▸ STATED TASK
Word for word, give the material below again, minus any images.
══ LISTING ══
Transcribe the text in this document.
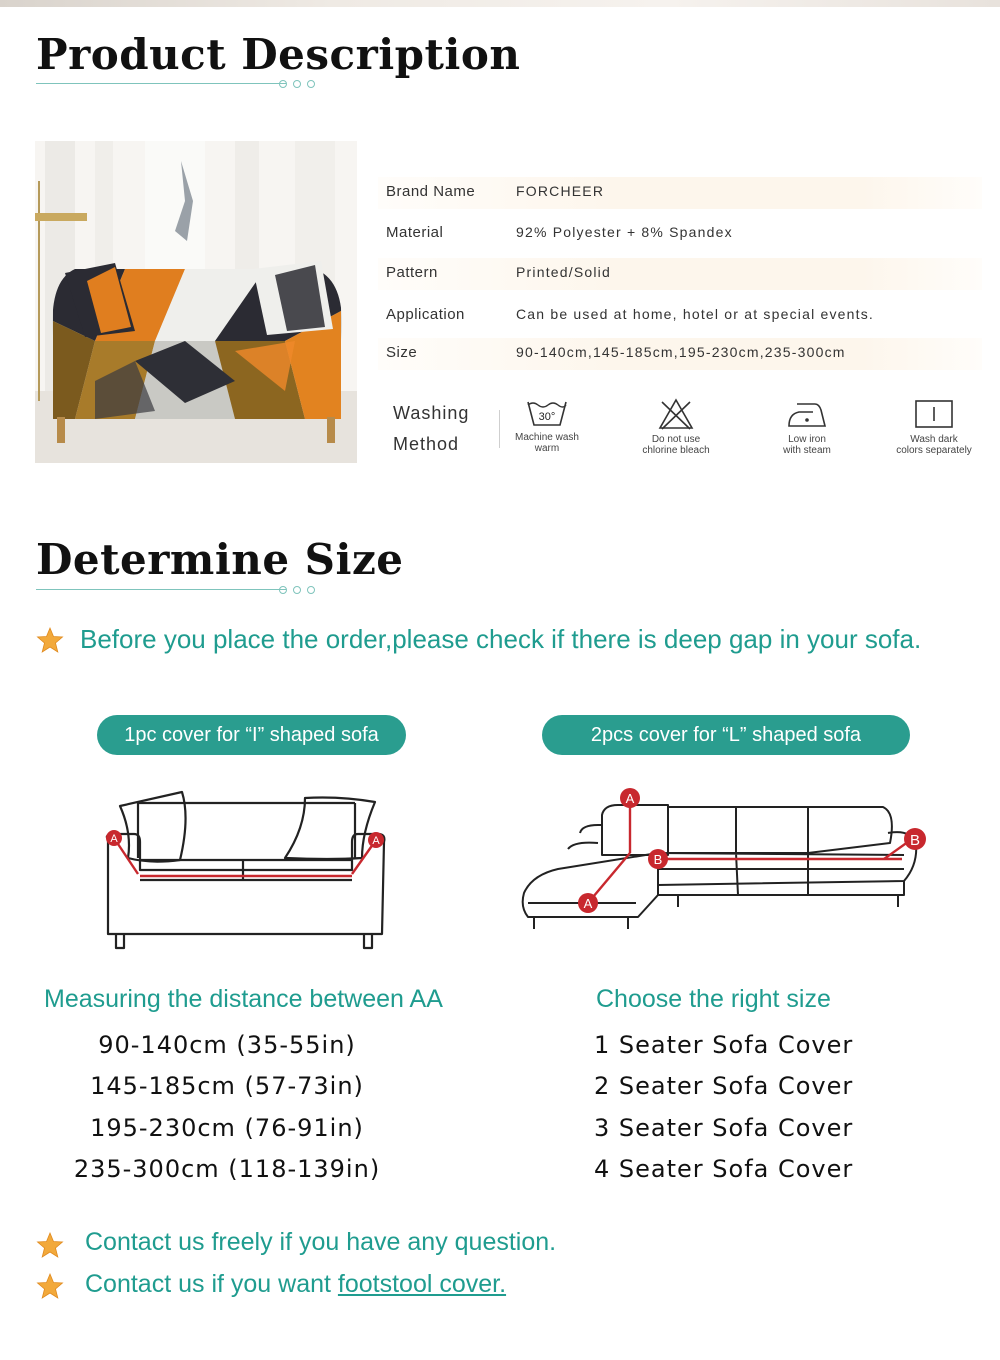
Product Description
Brand Name	FORCHEER
Material	92% Polyester + 8% Spandex
Pattern	Printed/Solid
Application	Can be used at home, hotel or at special events.
Size	90-140cm,145-185cm,195-230cm,235-300cm
Washing
Method
30°
Machine wash
warm
Do not use
chlorine bleach
Low iron
with steam
Wash dark
colors separately
Determine Size
Before you place the order,please check if there is deep gap in your sofa.
1pc cover for “I” shaped sofa	2pcs cover for “L” shaped sofa
A	A
A
A
B
B
Measuring the distance between AA	Choose the right size
90-140cm (35-55in)
145-185cm (57-73in)
195-230cm (76-91in)
235-300cm (118-139in)
1 Seater Sofa Cover
2 Seater Sofa Cover
3 Seater Sofa Cover
4 Seater Sofa Cover
Contact us freely if you have any question.
Contact us if you want footstool cover.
═══
▸ EXERCISE SOLUTION
Transcribe the text in this document.
Product Description
Brand Name	FORCHEER
Material	92% Polyester + 8% Spandex
Pattern	Printed/Solid
Application	Can be used at home, hotel or at special events.
Size	90-140cm,145-185cm,195-230cm,235-300cm
Washing
Method
30°
Machine wash
warm
Do not use
chlorine bleach
Low iron
with steam
Wash dark
colors separately
Determine Size
Before you place the order,please check if there is deep gap in your sofa.
1pc cover for “I” shaped sofa	2pcs cover for “L” shaped sofa
A	A
A
A
B
B
Measuring the distance between AA	Choose the right size
90-140cm (35-55in)
145-185cm (57-73in)
195-230cm (76-91in)
235-300cm (118-139in)
1 Seater Sofa Cover
2 Seater Sofa Cover
3 Seater Sofa Cover
4 Seater Sofa Cover
Contact us freely if you have any question.
Contact us if you want footstool cover.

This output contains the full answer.